What to produce:
Check each line of the material below for "Scharakteryzuj", then copy the ones that contain it.

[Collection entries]
★ ★ ★ ★ ★ ★ ★

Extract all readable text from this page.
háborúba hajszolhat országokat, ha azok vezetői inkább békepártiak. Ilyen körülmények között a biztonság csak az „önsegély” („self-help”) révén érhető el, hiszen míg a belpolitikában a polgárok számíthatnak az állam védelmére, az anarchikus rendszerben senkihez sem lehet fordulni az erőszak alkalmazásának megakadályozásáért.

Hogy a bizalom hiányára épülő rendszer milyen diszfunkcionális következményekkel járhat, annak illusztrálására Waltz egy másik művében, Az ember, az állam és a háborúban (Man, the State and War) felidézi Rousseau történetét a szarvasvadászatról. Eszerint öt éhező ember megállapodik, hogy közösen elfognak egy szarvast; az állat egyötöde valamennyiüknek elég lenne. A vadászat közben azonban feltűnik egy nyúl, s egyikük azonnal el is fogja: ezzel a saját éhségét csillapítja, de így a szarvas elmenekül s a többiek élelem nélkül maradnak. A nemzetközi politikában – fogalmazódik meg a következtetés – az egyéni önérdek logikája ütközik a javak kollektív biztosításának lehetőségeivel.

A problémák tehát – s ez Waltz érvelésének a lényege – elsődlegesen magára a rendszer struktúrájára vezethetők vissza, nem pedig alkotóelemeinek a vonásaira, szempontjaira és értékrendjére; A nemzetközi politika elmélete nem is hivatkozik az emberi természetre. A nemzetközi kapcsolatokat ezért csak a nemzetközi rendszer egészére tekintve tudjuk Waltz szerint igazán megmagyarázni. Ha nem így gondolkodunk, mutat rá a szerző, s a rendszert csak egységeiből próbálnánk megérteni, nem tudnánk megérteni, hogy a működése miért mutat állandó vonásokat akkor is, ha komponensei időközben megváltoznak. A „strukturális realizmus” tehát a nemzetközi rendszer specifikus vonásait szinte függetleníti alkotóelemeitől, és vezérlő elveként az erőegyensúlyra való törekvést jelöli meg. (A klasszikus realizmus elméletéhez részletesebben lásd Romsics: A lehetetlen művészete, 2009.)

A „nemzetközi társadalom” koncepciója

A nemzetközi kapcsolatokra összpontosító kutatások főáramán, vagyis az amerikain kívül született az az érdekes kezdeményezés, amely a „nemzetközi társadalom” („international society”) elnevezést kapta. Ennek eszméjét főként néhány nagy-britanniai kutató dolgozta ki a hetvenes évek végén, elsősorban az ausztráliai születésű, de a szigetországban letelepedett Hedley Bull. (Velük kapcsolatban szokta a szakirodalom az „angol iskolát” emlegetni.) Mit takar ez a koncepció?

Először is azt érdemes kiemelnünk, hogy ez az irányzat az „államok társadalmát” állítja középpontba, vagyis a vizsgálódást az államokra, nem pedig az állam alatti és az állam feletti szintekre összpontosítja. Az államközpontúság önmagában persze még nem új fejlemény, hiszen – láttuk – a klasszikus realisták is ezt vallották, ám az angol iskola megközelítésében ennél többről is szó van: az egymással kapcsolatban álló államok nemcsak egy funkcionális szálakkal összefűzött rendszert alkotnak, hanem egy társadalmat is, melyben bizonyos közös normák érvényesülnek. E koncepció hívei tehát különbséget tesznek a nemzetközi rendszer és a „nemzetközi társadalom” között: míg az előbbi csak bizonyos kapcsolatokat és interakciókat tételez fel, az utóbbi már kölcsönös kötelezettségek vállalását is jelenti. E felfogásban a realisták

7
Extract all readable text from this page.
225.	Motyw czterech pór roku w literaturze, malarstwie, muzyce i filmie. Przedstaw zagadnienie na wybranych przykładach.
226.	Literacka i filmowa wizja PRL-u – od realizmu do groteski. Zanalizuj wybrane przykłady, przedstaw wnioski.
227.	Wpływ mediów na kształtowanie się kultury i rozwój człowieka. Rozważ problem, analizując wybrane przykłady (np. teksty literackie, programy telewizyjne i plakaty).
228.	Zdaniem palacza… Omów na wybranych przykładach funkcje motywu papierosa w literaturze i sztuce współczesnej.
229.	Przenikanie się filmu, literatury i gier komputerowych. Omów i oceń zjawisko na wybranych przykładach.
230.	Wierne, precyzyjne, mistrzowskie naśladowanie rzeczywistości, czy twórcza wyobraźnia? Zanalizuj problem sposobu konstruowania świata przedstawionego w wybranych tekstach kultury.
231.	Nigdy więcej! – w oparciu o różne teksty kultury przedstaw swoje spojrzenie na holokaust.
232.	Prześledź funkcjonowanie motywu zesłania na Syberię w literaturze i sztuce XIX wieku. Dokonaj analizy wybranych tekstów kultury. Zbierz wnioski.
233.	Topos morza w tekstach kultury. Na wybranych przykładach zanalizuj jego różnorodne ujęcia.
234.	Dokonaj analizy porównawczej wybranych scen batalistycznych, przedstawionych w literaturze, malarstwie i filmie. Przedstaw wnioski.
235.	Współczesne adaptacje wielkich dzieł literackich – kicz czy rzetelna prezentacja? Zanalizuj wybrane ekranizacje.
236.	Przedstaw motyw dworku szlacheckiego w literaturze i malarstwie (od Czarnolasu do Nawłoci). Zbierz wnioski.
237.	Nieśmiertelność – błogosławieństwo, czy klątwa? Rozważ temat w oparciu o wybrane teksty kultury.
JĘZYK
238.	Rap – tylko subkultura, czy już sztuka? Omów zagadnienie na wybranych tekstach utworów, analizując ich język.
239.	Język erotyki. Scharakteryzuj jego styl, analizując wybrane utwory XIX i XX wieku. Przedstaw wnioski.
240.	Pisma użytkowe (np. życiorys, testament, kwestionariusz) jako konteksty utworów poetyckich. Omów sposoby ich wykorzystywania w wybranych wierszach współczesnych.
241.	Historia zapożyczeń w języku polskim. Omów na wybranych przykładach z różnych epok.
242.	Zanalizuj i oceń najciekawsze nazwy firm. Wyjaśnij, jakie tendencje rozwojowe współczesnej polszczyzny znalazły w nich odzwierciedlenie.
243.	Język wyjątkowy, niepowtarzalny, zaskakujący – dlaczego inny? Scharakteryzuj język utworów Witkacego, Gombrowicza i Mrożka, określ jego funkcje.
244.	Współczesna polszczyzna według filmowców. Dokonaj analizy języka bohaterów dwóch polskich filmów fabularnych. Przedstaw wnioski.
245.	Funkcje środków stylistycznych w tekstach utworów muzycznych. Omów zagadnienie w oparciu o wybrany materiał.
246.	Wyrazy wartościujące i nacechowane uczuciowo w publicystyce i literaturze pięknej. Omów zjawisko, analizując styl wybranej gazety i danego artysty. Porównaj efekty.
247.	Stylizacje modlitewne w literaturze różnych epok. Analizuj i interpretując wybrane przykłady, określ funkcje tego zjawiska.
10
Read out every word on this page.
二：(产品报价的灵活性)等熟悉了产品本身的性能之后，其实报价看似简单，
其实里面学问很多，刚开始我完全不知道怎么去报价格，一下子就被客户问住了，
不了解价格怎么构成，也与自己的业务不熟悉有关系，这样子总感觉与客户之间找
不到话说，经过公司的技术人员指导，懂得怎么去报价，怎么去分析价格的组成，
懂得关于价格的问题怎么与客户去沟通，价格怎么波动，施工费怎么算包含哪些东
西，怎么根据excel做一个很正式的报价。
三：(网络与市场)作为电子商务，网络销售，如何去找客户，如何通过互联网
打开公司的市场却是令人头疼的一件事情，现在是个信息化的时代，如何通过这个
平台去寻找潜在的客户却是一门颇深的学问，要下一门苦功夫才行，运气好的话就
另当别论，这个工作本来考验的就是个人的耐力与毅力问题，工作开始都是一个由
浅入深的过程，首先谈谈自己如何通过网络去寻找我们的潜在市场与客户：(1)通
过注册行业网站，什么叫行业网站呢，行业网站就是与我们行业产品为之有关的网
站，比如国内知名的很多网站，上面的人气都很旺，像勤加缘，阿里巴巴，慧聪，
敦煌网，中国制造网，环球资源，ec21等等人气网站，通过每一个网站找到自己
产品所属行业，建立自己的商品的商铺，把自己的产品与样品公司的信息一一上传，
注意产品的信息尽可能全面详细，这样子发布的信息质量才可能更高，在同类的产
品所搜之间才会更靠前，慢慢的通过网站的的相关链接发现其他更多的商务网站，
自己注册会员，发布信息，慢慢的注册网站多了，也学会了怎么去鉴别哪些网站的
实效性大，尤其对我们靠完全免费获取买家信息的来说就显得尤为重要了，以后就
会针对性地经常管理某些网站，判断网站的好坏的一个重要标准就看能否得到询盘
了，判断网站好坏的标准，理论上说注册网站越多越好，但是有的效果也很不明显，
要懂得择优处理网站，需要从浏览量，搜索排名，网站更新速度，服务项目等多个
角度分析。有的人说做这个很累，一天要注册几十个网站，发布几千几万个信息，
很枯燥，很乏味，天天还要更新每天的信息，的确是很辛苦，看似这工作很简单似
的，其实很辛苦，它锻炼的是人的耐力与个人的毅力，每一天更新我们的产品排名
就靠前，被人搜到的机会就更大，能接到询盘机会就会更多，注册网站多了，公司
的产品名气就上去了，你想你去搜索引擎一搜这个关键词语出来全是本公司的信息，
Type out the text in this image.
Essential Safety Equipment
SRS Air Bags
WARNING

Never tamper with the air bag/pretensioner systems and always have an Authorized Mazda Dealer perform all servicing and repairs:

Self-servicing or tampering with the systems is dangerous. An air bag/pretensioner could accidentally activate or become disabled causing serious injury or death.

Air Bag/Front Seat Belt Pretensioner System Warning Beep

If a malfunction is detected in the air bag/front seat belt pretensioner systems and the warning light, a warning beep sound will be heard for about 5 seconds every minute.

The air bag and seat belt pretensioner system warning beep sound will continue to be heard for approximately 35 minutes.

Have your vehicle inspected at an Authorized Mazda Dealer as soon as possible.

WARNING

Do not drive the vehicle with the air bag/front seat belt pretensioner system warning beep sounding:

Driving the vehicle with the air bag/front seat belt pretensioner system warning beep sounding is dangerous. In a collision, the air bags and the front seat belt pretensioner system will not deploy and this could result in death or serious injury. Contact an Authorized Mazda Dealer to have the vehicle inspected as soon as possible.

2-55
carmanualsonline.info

★ ★ ★ ★ ★ ★ ★

Reply:
239.	Język erotyki. Scharakteryzuj jego styl, analizując wybrane utwory XIX i XX wieku. Przedstaw wnioski.
243.	Język wyjątkowy, niepowtarzalny, zaskakujący – dlaczego inny? Scharakteryzuj język utworów Witkacego, Gombrowicza i Mrożka, określ jego funkcje.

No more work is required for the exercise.